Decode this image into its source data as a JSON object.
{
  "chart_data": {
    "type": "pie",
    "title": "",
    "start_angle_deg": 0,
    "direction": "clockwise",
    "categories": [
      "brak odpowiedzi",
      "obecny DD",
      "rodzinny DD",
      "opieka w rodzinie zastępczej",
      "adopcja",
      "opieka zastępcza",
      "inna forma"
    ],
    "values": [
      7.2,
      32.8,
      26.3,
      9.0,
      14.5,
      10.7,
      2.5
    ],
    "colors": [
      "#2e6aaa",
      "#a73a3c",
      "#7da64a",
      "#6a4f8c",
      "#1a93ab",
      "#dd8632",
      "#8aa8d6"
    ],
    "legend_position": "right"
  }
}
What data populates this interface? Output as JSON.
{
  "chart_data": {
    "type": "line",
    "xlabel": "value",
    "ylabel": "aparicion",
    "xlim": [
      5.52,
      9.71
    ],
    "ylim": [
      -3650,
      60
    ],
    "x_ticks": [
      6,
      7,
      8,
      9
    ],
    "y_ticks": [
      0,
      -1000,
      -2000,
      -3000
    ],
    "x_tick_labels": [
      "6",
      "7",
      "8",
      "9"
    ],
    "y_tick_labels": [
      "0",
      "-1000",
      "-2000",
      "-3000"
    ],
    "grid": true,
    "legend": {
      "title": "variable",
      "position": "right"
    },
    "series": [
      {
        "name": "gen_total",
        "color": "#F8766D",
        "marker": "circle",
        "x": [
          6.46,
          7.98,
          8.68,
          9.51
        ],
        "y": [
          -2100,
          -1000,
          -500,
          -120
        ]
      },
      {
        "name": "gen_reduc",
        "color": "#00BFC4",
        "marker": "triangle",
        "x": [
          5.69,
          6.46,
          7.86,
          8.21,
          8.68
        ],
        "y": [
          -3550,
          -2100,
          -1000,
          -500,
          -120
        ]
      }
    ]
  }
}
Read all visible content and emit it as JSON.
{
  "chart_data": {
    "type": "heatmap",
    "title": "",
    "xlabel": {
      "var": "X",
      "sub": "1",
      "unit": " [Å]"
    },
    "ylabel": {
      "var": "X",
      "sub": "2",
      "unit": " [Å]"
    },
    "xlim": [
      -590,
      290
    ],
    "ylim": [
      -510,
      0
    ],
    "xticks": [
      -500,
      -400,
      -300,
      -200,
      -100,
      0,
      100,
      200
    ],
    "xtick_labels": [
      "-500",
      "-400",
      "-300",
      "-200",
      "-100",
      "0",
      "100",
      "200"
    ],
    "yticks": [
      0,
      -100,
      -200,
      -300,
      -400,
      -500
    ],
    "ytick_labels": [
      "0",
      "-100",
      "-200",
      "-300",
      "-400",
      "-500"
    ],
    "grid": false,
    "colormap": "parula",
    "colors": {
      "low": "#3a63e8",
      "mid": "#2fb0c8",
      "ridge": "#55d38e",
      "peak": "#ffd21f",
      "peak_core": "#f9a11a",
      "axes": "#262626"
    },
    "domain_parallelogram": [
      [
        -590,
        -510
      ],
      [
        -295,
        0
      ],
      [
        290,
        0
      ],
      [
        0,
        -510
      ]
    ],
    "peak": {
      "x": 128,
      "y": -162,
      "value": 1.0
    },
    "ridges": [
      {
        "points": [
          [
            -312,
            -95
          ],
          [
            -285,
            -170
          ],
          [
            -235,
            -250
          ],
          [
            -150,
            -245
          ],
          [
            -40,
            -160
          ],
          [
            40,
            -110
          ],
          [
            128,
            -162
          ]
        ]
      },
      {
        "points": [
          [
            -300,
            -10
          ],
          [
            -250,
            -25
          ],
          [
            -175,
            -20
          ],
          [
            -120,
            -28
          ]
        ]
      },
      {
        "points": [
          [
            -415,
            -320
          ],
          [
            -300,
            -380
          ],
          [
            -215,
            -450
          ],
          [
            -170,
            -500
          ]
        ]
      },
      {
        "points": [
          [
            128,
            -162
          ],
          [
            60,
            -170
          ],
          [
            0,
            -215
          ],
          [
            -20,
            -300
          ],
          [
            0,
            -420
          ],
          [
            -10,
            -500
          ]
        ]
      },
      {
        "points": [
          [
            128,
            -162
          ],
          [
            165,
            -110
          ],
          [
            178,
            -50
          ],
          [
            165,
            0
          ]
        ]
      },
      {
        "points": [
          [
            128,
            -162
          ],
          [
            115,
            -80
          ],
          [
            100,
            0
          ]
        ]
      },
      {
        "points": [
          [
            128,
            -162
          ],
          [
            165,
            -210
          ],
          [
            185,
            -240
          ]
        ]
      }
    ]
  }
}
━━━━━━━━━━━━━━━━━━━━━━━━━━━━━━
▶ [Requirements]:
Please repeat all the records above exactly as they appear.

▶ [Exercise output]:
Decode this image into its source data as a JSON object.
{
  "chart_data": {
    "type": "pie",
    "title": "",
    "start_angle_deg": 0,
    "direction": "clockwise",
    "categories": [
      "brak odpowiedzi",
      "obecny DD",
      "rodzinny DD",
      "opieka w rodzinie zastępczej",
      "adopcja",
      "opieka zastępcza",
      "inna forma"
    ],
    "values": [
      7.2,
      32.8,
      26.3,
      9.0,
      14.5,
      10.7,
      2.5
    ],
    "colors": [
      "#2e6aaa",
      "#a73a3c",
      "#7da64a",
      "#6a4f8c",
      "#1a93ab",
      "#dd8632",
      "#8aa8d6"
    ],
    "legend_position": "right"
  }
}
What data populates this interface? Output as JSON.
{
  "chart_data": {
    "type": "line",
    "xlabel": "value",
    "ylabel": "aparicion",
    "xlim": [
      5.52,
      9.71
    ],
    "ylim": [
      -3650,
      60
    ],
    "x_ticks": [
      6,
      7,
      8,
      9
    ],
    "y_ticks": [
      0,
      -1000,
      -2000,
      -3000
    ],
    "x_tick_labels": [
      "6",
      "7",
      "8",
      "9"
    ],
    "y_tick_labels": [
      "0",
      "-1000",
      "-2000",
      "-3000"
    ],
    "grid": true,
    "legend": {
      "title": "variable",
      "position": "right"
    },
    "series": [
      {
        "name": "gen_total",
        "color": "#F8766D",
        "marker": "circle",
        "x": [
          6.46,
          7.98,
          8.68,
          9.51
        ],
        "y": [
          -2100,
          -1000,
          -500,
          -120
        ]
      },
      {
        "name": "gen_reduc",
        "color": "#00BFC4",
        "marker": "triangle",
        "x": [
          5.69,
          6.46,
          7.86,
          8.21,
          8.68
        ],
        "y": [
          -3550,
          -2100,
          -1000,
          -500,
          -120
        ]
      }
    ]
  }
}
Read all visible content and emit it as JSON.
{
  "chart_data": {
    "type": "heatmap",
    "title": "",
    "xlabel": {
      "var": "X",
      "sub": "1",
      "unit": " [Å]"
    },
    "ylabel": {
      "var": "X",
      "sub": "2",
      "unit": " [Å]"
    },
    "xlim": [
      -590,
      290
    ],
    "ylim": [
      -510,
      0
    ],
    "xticks": [
      -500,
      -400,
      -300,
      -200,
      -100,
      0,
      100,
      200
    ],
    "xtick_labels": [
      "-500",
      "-400",
      "-300",
      "-200",
      "-100",
      "0",
      "100",
      "200"
    ],
    "yticks": [
      0,
      -100,
      -200,
      -300,
      -400,
      -500
    ],
    "ytick_labels": [
      "0",
      "-100",
      "-200",
      "-300",
      "-400",
      "-500"
    ],
    "grid": false,
    "colormap": "parula",
    "colors": {
      "low": "#3a63e8",
      "mid": "#2fb0c8",
      "ridge": "#55d38e",
      "peak": "#ffd21f",
      "peak_core": "#f9a11a",
      "axes": "#262626"
    },
    "domain_parallelogram": [
      [
        -590,
        -510
      ],
      [
        -295,
        0
      ],
      [
        290,
        0
      ],
      [
        0,
        -510
      ]
    ],
    "peak": {
      "x": 128,
      "y": -162,
      "value": 1.0
    },
    "ridges": [
      {
        "points": [
          [
            -312,
            -95
          ],
          [
            -285,
            -170
          ],
          [
            -235,
            -250
          ],
          [
            -150,
            -245
          ],
          [
            -40,
            -160
          ],
          [
            40,
            -110
          ],
          [
            128,
            -162
          ]
        ]
      },
      {
        "points": [
          [
            -300,
            -10
          ],
          [
            -250,
            -25
          ],
          [
            -175,
            -20
          ],
          [
            -120,
            -28
          ]
        ]
      },
      {
        "points": [
          [
            -415,
            -320
          ],
          [
            -300,
            -380
          ],
          [
            -215,
            -450
          ],
          [
            -170,
            -500
          ]
        ]
      },
      {
        "points": [
          [
            128,
            -162
          ],
          [
            60,
            -170
          ],
          [
            0,
            -215
          ],
          [
            -20,
            -300
          ],
          [
            0,
            -420
          ],
          [
            -10,
            -500
          ]
        ]
      },
      {
        "points": [
          [
            128,
            -162
          ],
          [
            165,
            -110
          ],
          [
            178,
            -50
          ],
          [
            165,
            0
          ]
        ]
      },
      {
        "points": [
          [
            128,
            -162
          ],
          [
            115,
            -80
          ],
          [
            100,
            0
          ]
        ]
      },
      {
        "points": [
          [
            128,
            -162
          ],
          [
            165,
            -210
          ],
          [
            185,
            -240
          ]
        ]
      }
    ]
  }
}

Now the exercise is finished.